• **Required work**
Check each line below for the word "note", and copy those that have it.

╔══

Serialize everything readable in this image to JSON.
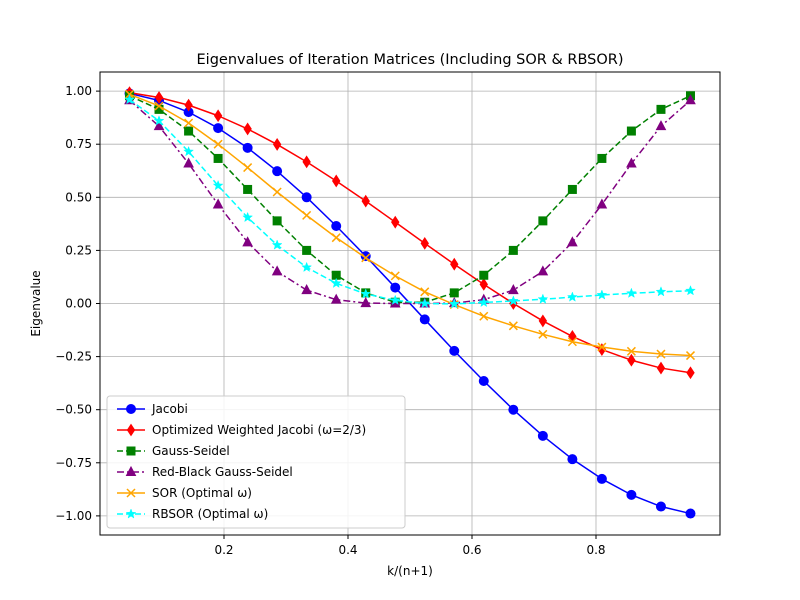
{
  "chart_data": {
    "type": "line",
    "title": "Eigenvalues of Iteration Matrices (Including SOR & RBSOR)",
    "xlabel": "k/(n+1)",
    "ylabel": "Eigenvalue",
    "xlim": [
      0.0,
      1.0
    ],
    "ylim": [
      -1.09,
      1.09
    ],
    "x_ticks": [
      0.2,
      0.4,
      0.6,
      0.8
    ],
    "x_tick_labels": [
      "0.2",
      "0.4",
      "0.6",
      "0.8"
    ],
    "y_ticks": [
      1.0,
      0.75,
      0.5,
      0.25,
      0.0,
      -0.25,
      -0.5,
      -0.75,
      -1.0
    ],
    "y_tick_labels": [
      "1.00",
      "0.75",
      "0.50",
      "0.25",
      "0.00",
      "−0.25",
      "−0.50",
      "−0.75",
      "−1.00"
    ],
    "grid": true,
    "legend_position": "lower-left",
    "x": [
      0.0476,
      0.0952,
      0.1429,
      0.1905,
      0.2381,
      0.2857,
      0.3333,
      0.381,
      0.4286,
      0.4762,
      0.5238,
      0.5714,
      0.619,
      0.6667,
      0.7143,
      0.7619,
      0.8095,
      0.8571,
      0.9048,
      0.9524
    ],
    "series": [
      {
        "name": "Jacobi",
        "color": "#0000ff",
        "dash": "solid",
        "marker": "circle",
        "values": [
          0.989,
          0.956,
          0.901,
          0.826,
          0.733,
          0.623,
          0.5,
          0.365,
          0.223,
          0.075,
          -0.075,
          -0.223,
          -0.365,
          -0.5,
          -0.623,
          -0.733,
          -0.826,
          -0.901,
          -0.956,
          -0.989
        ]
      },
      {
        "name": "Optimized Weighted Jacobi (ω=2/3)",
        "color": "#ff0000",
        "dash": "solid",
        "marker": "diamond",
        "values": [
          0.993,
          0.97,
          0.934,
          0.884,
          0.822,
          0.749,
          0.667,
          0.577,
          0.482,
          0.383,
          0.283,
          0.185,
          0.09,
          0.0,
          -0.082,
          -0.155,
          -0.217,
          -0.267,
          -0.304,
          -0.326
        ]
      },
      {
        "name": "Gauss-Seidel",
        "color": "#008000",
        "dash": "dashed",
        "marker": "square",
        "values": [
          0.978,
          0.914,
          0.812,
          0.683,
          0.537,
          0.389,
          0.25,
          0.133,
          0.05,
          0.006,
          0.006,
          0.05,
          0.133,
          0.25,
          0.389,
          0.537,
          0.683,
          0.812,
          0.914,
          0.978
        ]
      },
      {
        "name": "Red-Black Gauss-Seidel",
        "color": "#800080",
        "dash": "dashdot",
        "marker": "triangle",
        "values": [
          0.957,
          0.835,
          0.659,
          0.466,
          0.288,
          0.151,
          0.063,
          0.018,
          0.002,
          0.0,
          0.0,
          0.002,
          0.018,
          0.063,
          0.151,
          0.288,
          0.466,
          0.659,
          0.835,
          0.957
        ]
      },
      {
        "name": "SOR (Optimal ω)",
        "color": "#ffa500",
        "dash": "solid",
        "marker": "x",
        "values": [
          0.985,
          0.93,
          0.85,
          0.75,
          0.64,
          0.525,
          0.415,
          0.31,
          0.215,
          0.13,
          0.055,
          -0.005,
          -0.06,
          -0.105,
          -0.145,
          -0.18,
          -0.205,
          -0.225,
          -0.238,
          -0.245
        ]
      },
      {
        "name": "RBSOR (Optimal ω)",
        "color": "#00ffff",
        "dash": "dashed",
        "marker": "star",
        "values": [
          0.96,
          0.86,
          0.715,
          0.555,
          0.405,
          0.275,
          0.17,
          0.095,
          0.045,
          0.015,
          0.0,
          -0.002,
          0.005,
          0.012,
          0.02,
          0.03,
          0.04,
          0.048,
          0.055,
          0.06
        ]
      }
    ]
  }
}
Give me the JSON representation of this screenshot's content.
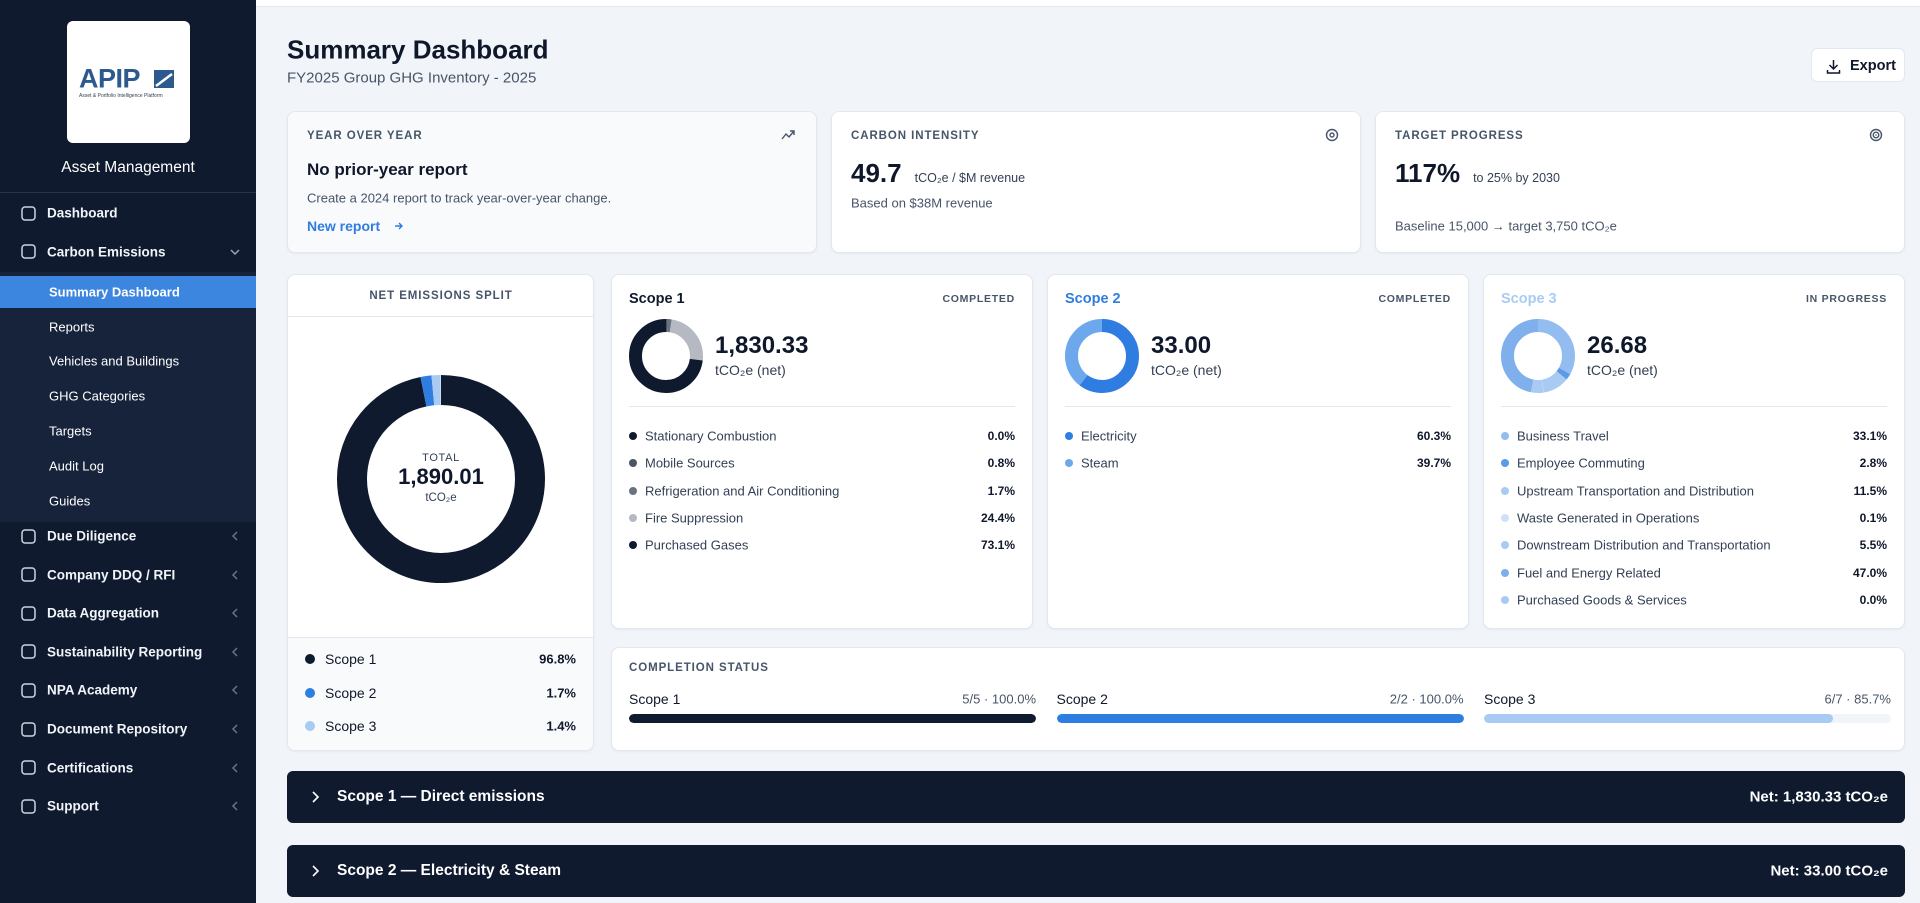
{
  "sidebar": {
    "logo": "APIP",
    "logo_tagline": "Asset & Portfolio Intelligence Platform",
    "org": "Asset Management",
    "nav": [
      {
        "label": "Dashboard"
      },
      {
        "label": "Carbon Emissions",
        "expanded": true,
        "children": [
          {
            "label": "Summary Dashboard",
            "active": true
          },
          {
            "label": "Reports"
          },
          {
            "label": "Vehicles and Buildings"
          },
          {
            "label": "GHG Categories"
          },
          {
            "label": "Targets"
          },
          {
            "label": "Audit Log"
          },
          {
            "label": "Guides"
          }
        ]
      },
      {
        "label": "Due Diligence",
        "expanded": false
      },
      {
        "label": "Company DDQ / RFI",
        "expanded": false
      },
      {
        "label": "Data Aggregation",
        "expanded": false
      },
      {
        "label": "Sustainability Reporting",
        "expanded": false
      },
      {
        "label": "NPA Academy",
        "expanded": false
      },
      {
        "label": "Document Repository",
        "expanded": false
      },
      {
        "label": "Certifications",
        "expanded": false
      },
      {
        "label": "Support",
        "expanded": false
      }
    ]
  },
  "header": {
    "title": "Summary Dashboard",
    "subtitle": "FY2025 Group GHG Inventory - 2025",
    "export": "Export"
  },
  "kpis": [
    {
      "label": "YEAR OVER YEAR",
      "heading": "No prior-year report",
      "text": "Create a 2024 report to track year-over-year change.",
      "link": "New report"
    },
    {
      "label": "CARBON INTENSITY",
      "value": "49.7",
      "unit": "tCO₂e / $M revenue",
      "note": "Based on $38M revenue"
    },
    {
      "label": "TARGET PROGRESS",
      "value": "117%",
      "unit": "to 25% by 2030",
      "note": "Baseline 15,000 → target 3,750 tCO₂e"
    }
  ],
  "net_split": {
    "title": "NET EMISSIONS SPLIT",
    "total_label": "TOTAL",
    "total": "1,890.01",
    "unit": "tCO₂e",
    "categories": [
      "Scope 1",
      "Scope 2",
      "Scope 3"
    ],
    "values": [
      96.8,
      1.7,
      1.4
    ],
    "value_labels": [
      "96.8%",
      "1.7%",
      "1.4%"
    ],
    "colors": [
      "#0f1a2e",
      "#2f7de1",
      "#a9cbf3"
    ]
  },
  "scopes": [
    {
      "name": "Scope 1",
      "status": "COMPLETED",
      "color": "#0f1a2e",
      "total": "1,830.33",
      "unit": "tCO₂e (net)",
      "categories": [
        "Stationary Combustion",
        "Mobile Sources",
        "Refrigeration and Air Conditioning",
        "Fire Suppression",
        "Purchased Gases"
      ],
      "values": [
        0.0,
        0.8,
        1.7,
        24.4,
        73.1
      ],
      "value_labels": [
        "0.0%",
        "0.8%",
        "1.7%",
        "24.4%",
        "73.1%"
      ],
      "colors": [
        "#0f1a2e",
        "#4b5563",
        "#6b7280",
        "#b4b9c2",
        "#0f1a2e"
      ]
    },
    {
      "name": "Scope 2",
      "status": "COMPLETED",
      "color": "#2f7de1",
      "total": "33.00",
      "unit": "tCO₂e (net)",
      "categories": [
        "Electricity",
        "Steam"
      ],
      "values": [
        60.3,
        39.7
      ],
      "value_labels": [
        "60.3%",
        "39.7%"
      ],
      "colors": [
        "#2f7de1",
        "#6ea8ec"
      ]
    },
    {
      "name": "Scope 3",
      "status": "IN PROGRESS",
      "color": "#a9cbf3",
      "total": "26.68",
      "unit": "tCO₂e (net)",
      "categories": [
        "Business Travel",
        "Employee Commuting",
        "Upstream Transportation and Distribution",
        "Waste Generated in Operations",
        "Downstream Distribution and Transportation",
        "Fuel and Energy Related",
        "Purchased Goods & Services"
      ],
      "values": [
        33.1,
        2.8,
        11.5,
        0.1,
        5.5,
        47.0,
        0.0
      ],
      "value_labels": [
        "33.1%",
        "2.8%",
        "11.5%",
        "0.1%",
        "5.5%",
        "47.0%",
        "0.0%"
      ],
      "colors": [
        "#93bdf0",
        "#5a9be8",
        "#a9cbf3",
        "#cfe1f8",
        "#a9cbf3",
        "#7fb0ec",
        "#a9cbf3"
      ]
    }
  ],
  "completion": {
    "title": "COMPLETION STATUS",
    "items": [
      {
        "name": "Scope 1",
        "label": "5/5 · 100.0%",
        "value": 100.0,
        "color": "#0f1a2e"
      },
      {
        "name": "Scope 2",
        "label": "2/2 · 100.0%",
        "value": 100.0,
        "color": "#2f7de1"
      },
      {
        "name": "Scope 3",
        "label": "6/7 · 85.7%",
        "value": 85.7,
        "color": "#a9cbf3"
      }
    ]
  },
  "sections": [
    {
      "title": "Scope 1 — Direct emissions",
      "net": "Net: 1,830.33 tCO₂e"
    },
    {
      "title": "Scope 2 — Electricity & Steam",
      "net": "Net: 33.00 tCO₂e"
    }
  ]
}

╚══

• **Correct answer**
      "note": "Based on $38M revenue"
      "note": "Baseline 15,000 → target 3,750 tCO₂e"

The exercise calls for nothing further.